_Written task_:
Extract, from the listing that follows, each line containing the word "this".

_Data for the task_:
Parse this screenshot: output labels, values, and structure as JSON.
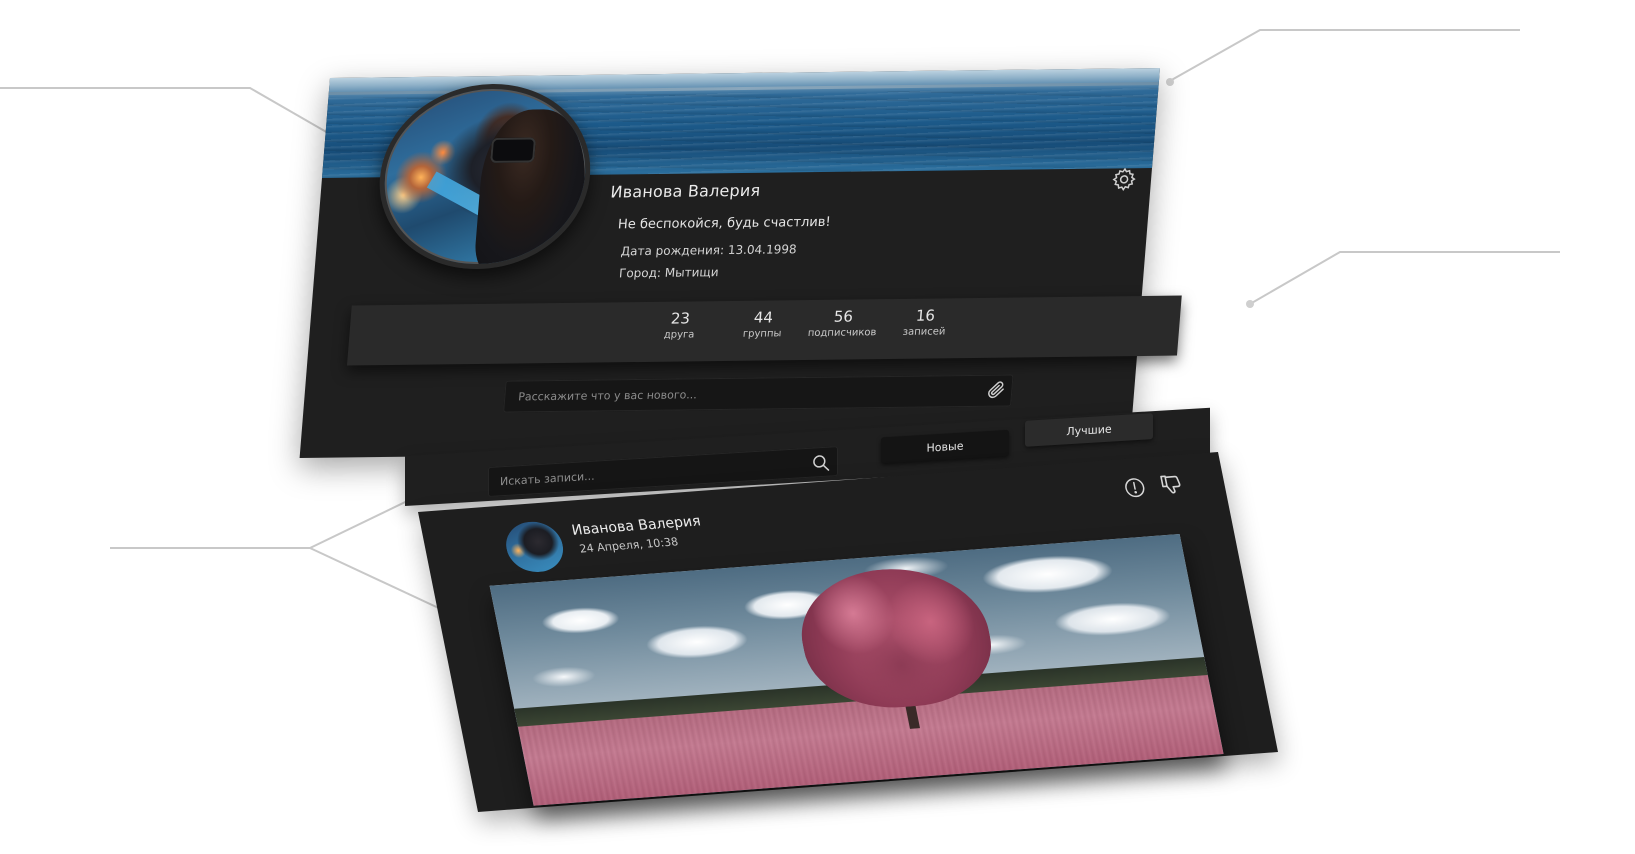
{
  "profile": {
    "name": "Иванова Валерия",
    "status": "Не беспокойся, будь счастлив!",
    "birth_date": "Дата рождения: 13.04.1998",
    "city": "Город: Мытищи",
    "settings_icon": "gear-icon"
  },
  "stats": [
    {
      "value": "23",
      "label": "друга"
    },
    {
      "value": "44",
      "label": "группы"
    },
    {
      "value": "56",
      "label": "подписчиков"
    },
    {
      "value": "16",
      "label": "записей"
    }
  ],
  "composer": {
    "placeholder": "Расскажите что у вас нового...",
    "attach_icon": "paperclip-icon"
  },
  "feed_controls": {
    "search_placeholder": "Искать записи...",
    "search_icon": "search-icon",
    "filters": [
      "Новые",
      "Лучшие"
    ]
  },
  "post": {
    "author": "Иванова Валерия",
    "date": "24 Апреля, 10:38",
    "report_icon": "exclamation-circle-icon",
    "dislike_icon": "thumbs-down-icon"
  },
  "colors": {
    "panel": "#1f1f1f",
    "stats_bar": "#2a2a2a",
    "input_bg": "#161616",
    "text": "#eaeaea"
  }
}
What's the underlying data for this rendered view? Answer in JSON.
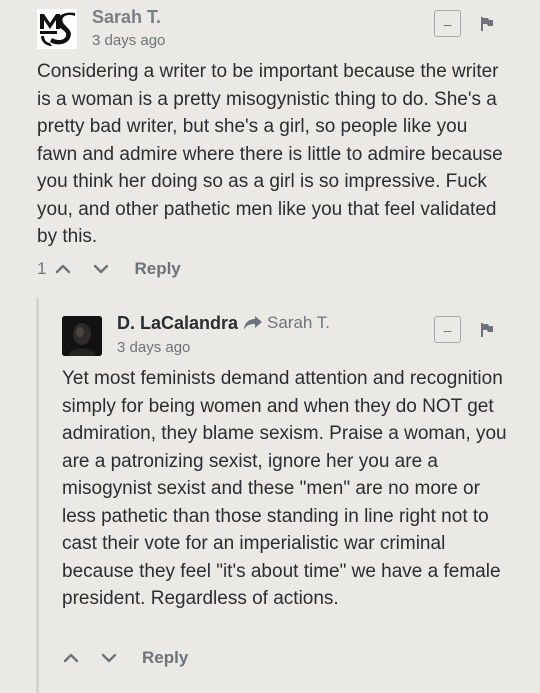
{
  "comments": [
    {
      "author": "Sarah T.",
      "time": "3 days ago",
      "collapse_label": "–",
      "text": "Considering a writer to be important because the writer is a woman is a pretty misogynistic thing to do. She's a pretty bad writer, but she's a girl, so people like you fawn and admire where there is little to admire because you think her doing so as a girl is so impressive. Fuck you, and other pathetic men like you that feel validated by this.",
      "votes": "1",
      "reply_label": "Reply"
    },
    {
      "author": "D. LaCalandra",
      "reply_to": "Sarah T.",
      "time": "3 days ago",
      "collapse_label": "–",
      "text": "Yet most feminists demand attention and recognition simply for being women and when they do NOT get admiration, they blame sexism. Praise a woman, you are a patronizing sexist, ignore her you are a misogynist sexist and these \"men\" are no more or less pathetic than those standing in line right not to cast their vote for an imperialistic war criminal because they feel \"it's about time\" we have a female president. Regardless of actions.",
      "reply_label": "Reply"
    }
  ],
  "colors": {
    "background": "#ebe9e5",
    "text": "#2a2e31",
    "muted": "#6d737a"
  },
  "icons": {
    "avatar1": "ms-logo-icon",
    "flag": "flag-icon",
    "upvote": "chevron-up-icon",
    "downvote": "chevron-down-icon",
    "reply_arrow": "share-arrow-icon"
  }
}
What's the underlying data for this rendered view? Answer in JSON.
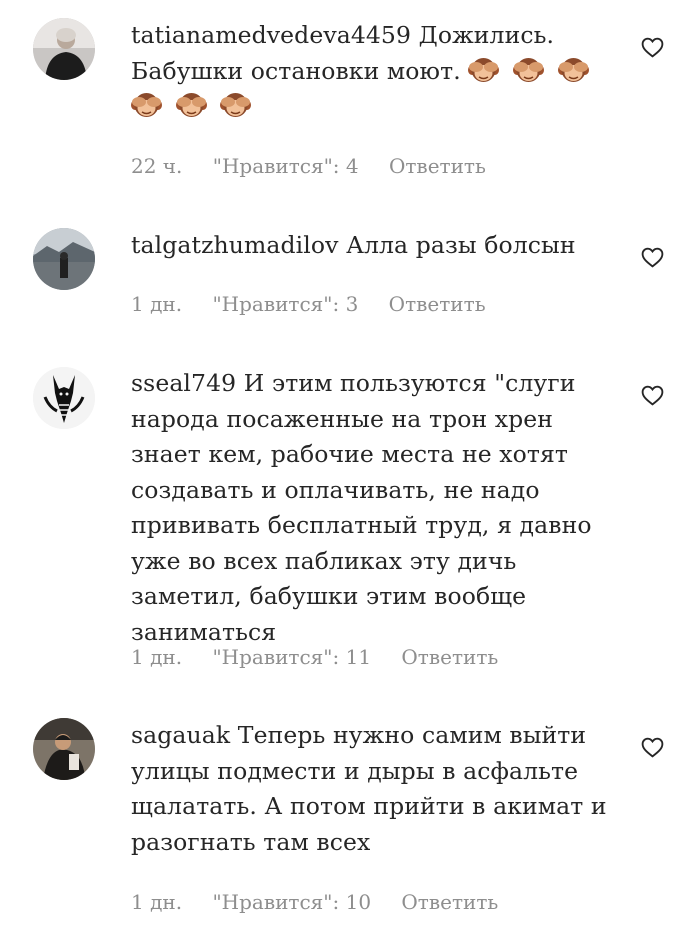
{
  "comments": [
    {
      "username": "tatianamedvedeva4459",
      "text": "Дожились. Бабушки остановки моют.",
      "emoji_icons": [
        "see-no-evil-monkey-icon",
        "see-no-evil-monkey-icon",
        "see-no-evil-monkey-icon",
        "see-no-evil-monkey-icon",
        "see-no-evil-monkey-icon",
        "see-no-evil-monkey-icon"
      ],
      "time": "22 ч.",
      "likes": "\"Нравится\": 4",
      "reply": "Ответить"
    },
    {
      "username": "talgatzhumadilov",
      "text": "Алла разы болсын",
      "time": "1 дн.",
      "likes": "\"Нравится\": 3",
      "reply": "Ответить"
    },
    {
      "username": "sseal749",
      "text": "И этим пользуются \"слуги народа посаженные на трон хрен знает кем, рабочие места не хотят создавать и оплачивать, не надо прививать бесплатный труд, я давно уже во всех пабликах эту дичь заметил, бабушки этим вообще заниматься",
      "time": "1 дн.",
      "likes": "\"Нравится\": 11",
      "reply": "Ответить"
    },
    {
      "username": "sagauak",
      "text": "Теперь нужно самим выйти улицы подмести и дыры в асфальте щалатать. А потом прийти в акимат и разогнать там всех",
      "time": "1 дн.",
      "likes": "\"Нравится\": 10",
      "reply": "Ответить"
    }
  ],
  "colors": {
    "text": "#262626",
    "meta": "#8e8e8e",
    "background": "#ffffff"
  },
  "icons": {
    "like": "heart-outline-icon",
    "emoji": "see-no-evil-monkey-icon"
  }
}
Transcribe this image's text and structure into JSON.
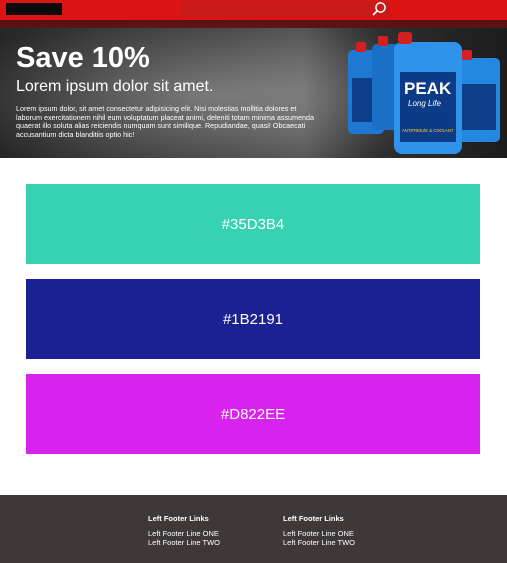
{
  "header": {
    "search": {
      "placeholder": ""
    },
    "icons": {
      "logo": "logo-block",
      "search": "search-icon"
    }
  },
  "hero": {
    "title": "Save 10%",
    "subtitle": "Lorem ipsum dolor sit amet.",
    "body": "Lorem ipsum dolor, sit amet consectetur adipisicing elit. Nisi molestias mollitia dolores et laborum exercitationem nihil eum voluptatum placeat animi, deleniti totam minima assumenda quaerat illo soluta alias reiciendis numquam sunt similique. Repudiandae, quasi! Obcaecati accusantium dicta blanditiis optio hic!",
    "product_brand": "PEAK",
    "product_line": "Long Life",
    "product_label": "ANTIFREEZE & COOLANT"
  },
  "swatches": [
    {
      "label": "#35D3B4",
      "color": "#35D3B4"
    },
    {
      "label": "#1B2191",
      "color": "#1B2191"
    },
    {
      "label": "#D822EE",
      "color": "#D822EE"
    }
  ],
  "footer": {
    "columns": [
      {
        "heading": "Left Footer Links",
        "links": [
          "Left Footer Line ONE",
          "Left Footer Line TWO"
        ]
      },
      {
        "heading": "Left Footer Links",
        "links": [
          "Left Footer Line ONE",
          "Left Footer Line TWO"
        ]
      }
    ]
  },
  "colors": {
    "topbar": "#db1414",
    "footer": "#3e3838"
  }
}
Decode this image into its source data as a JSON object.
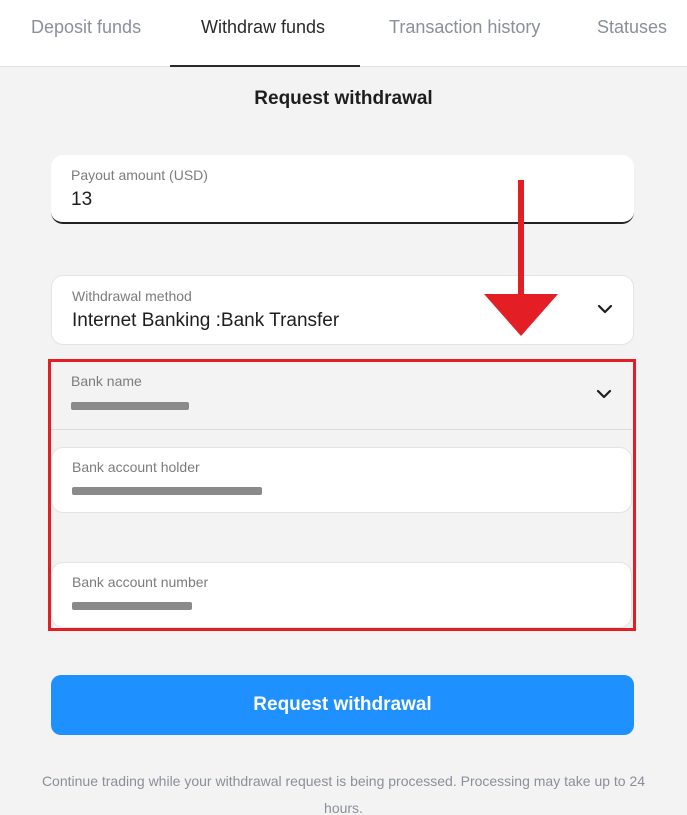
{
  "tabs": [
    {
      "label": "Deposit funds"
    },
    {
      "label": "Withdraw funds",
      "active": true
    },
    {
      "label": "Transaction history"
    },
    {
      "label": "Statuses"
    }
  ],
  "title": "Request withdrawal",
  "form": {
    "payout": {
      "label": "Payout amount (USD)",
      "value": "13"
    },
    "method": {
      "label": "Withdrawal method",
      "value": "Internet Banking :Bank Transfer"
    },
    "bank_name": {
      "label": "Bank name"
    },
    "account_holder": {
      "label": "Bank account holder"
    },
    "account_number": {
      "label": "Bank account number"
    }
  },
  "submit_label": "Request withdrawal",
  "note": "Continue trading while your withdrawal request is being processed.  Processing may take up to 24 hours.",
  "colors": {
    "accent": "#1e90ff",
    "highlight": "#e31e24"
  },
  "icons": {
    "dropdown": "chevron-down-icon",
    "annotation": "arrow-down-icon"
  }
}
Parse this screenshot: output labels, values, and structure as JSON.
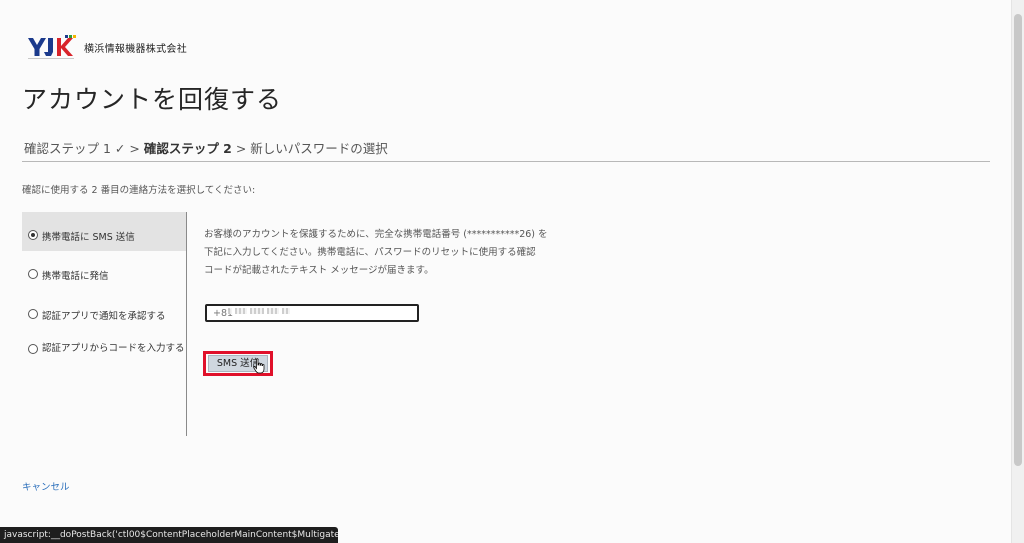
{
  "logo": {
    "letters": "YJK",
    "company_name": "横浜情報機器株式会社"
  },
  "page_title": "アカウントを回復する",
  "breadcrumb": {
    "step1": "確認ステップ 1 ✓ >",
    "step2": "確認ステップ 2",
    "step3": "> 新しいパスワードの選択"
  },
  "instruction": "確認に使用する 2 番目の連絡方法を選択してください:",
  "methods": [
    {
      "label": "携帯電話に SMS 送信",
      "selected": true
    },
    {
      "label": "携帯電話に発信",
      "selected": false
    },
    {
      "label": "認証アプリで通知を承認する",
      "selected": false
    },
    {
      "label": "認証アプリからコードを入力する",
      "selected": false
    }
  ],
  "detail": {
    "line1": "お客様のアカウントを保護するために、完全な携帯電話番号 (***********26) を",
    "line2": "下記に入力してください。携帯電話に、パスワードのリセットに使用する確認",
    "line3": "コードが記載されたテキスト メッセージが届きます。"
  },
  "phone_input": {
    "value": "+81"
  },
  "sms_button_label": "SMS 送信",
  "cancel_label": "キャンセル",
  "status_bar": "javascript:__doPostBack('ctl00$ContentPlaceholderMainContent$MultigateA...",
  "colors": {
    "link": "#2a6ebb",
    "highlight_border": "#e0102a",
    "selected_bg": "#e3e3e3",
    "logo_blue": "#1b3a8c",
    "logo_red": "#d8232a"
  },
  "icons": {
    "cursor": "hand-pointer-icon",
    "radio": "radio-button-icon"
  }
}
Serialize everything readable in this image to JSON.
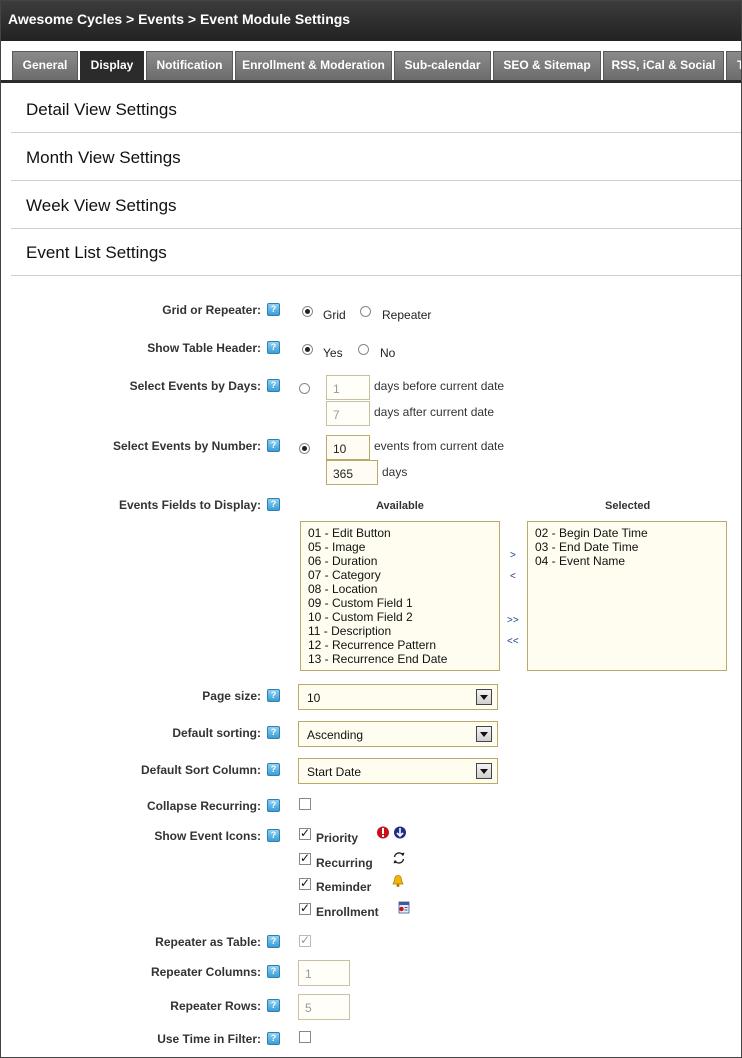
{
  "breadcrumb": "Awesome Cycles > Events > Event Module Settings",
  "tabs": [
    {
      "label": "General"
    },
    {
      "label": "Display"
    },
    {
      "label": "Notification"
    },
    {
      "label": "Enrollment & Moderation"
    },
    {
      "label": "Sub-calendar"
    },
    {
      "label": "SEO & Sitemap"
    },
    {
      "label": "RSS, iCal & Social"
    },
    {
      "label": "T"
    }
  ],
  "active_tab": "Display",
  "sections": {
    "detail": "Detail View Settings",
    "month": "Month View Settings",
    "week": "Week View Settings",
    "eventlist": "Event List Settings"
  },
  "help_glyph": "?",
  "fields": {
    "grid_or_repeater": {
      "label": "Grid or Repeater:",
      "opt1": "Grid",
      "opt2": "Repeater",
      "selected": "Grid"
    },
    "show_table_header": {
      "label": "Show Table Header:",
      "opt1": "Yes",
      "opt2": "No",
      "selected": "Yes"
    },
    "select_by_days": {
      "label": "Select Events by Days:",
      "before_value": "1",
      "before_text": "days before current date",
      "after_value": "7",
      "after_text": "days after current date"
    },
    "select_by_number": {
      "label": "Select Events by Number:",
      "number_value": "10",
      "number_text": "events from current date",
      "days_value": "365",
      "days_text": "days"
    },
    "fields_to_display": {
      "label": "Events Fields to Display:",
      "available_header": "Available",
      "selected_header": "Selected",
      "available": [
        "01 - Edit Button",
        "05 - Image",
        "06 - Duration",
        "07 - Category",
        "08 - Location",
        "09 - Custom Field 1",
        "10 - Custom Field 2",
        "11 - Description",
        "12 - Recurrence Pattern",
        "13 - Recurrence End Date"
      ],
      "selected": [
        "02 - Begin Date Time",
        "03 - End Date Time",
        "04 - Event Name"
      ],
      "move_right": ">",
      "move_left": "<",
      "move_all_right": ">>",
      "move_all_left": "<<"
    },
    "page_size": {
      "label": "Page size:",
      "value": "10"
    },
    "default_sorting": {
      "label": "Default sorting:",
      "value": "Ascending"
    },
    "default_sort_column": {
      "label": "Default Sort Column:",
      "value": "Start Date"
    },
    "collapse_recurring": {
      "label": "Collapse Recurring:",
      "checked": false
    },
    "show_event_icons": {
      "label": "Show Event Icons:",
      "items": [
        {
          "label": "Priority",
          "checked": true,
          "icon": "priority-icon"
        },
        {
          "label": "Recurring",
          "checked": true,
          "icon": "recurring-icon"
        },
        {
          "label": "Reminder",
          "checked": true,
          "icon": "bell-icon"
        },
        {
          "label": "Enrollment",
          "checked": true,
          "icon": "enrollment-icon"
        }
      ]
    },
    "repeater_as_table": {
      "label": "Repeater as Table:",
      "checked": true,
      "disabled": true
    },
    "repeater_columns": {
      "label": "Repeater Columns:",
      "value": "1"
    },
    "repeater_rows": {
      "label": "Repeater Rows:",
      "value": "5"
    },
    "use_time_in_filter": {
      "label": "Use Time in Filter:",
      "checked": false
    }
  },
  "colors": {
    "accent": "#2b2b2b",
    "tab": "#7a7a7a",
    "help": "#3a9fd8",
    "input_border": "#b9a96a"
  }
}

_Exercise output_:
Parse this screenshot: output labels, values, and structure as JSON.
What's the underlying data for this rendered view? Answer in JSON.
      "text": "Considering a writer to be important because the writer is a woman is a pretty misogynistic thing to do. She's a pretty bad writer, but she's a girl, so people like you fawn and admire where there is little to admire because you think her doing so as a girl is so impressive. Fuck you, and other pathetic men like you that feel validated by this.",
What's the underlying data for this rendered view? Answer in JSON.
Transcribe this image's text and structure into JSON.
Decode this image into its source data as a JSON object.
Parse this screenshot: output labels, values, and structure as JSON.
Serialize everything readable in this image to JSON.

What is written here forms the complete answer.